▸ **SHORT TASK**:
Gather all lines in the entries that include the word "Mahasiswa".

▸ **INPUT**:

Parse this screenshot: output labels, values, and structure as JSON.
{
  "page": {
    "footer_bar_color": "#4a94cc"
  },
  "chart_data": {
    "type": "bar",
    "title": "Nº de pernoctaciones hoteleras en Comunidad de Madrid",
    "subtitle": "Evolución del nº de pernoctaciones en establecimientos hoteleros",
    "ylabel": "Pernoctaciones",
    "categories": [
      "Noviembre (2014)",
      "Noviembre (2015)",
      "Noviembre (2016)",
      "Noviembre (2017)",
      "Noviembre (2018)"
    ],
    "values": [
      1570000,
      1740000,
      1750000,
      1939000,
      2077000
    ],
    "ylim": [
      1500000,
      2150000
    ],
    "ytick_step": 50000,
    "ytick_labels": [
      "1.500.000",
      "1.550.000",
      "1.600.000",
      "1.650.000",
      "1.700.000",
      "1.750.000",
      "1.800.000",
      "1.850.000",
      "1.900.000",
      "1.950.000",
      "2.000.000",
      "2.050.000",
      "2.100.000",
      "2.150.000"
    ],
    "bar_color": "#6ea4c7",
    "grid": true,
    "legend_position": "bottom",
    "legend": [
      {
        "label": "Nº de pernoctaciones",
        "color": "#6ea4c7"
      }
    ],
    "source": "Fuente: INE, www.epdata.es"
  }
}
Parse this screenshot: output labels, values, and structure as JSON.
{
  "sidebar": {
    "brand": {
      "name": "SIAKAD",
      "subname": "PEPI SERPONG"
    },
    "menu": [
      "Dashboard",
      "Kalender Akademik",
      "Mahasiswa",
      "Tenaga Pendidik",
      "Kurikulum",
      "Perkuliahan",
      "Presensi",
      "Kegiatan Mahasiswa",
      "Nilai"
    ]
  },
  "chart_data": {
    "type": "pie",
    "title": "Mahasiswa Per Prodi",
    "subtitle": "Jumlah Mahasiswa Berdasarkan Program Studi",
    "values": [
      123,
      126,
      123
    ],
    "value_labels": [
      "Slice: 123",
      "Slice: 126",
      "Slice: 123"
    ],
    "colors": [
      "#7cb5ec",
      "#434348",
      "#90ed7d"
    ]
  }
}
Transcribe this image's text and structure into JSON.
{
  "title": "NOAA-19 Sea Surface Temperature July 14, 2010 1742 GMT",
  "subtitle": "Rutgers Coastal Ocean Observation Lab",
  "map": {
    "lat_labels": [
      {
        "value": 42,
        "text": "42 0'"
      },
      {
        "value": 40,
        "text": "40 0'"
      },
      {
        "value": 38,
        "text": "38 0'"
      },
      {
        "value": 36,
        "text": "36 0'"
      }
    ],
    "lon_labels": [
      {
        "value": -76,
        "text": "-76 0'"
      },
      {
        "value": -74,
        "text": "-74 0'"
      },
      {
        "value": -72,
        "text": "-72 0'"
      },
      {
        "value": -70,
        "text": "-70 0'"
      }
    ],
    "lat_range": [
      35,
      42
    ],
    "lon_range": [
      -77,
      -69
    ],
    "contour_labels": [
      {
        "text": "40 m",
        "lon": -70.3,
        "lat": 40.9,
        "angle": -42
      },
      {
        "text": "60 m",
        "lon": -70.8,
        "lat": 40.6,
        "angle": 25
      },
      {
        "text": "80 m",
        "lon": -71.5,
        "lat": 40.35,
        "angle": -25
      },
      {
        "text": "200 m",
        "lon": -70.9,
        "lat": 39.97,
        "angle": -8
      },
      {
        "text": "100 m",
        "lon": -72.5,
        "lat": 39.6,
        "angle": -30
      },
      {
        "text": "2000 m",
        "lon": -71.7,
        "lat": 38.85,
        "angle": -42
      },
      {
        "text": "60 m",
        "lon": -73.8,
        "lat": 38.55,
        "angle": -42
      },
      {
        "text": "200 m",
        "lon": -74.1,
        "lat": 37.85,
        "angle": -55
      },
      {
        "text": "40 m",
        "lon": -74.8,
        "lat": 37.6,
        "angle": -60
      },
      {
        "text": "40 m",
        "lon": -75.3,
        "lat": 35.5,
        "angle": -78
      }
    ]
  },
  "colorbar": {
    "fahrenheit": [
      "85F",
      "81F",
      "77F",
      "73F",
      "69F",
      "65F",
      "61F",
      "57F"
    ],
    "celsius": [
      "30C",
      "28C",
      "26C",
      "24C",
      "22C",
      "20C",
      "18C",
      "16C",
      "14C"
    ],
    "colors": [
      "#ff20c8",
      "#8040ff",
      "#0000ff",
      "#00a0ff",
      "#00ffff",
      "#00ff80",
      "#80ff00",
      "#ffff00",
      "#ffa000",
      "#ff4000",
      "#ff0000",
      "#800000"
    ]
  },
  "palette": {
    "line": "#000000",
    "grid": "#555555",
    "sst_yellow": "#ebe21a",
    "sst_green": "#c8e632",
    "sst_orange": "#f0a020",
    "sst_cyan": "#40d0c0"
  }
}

▸ **RESULT OF THIS EXERCISE**:
      "Mahasiswa",
      "Kegiatan Mahasiswa",
    "title": "Mahasiswa Per Prodi",
    "subtitle": "Jumlah Mahasiswa Berdasarkan Program Studi",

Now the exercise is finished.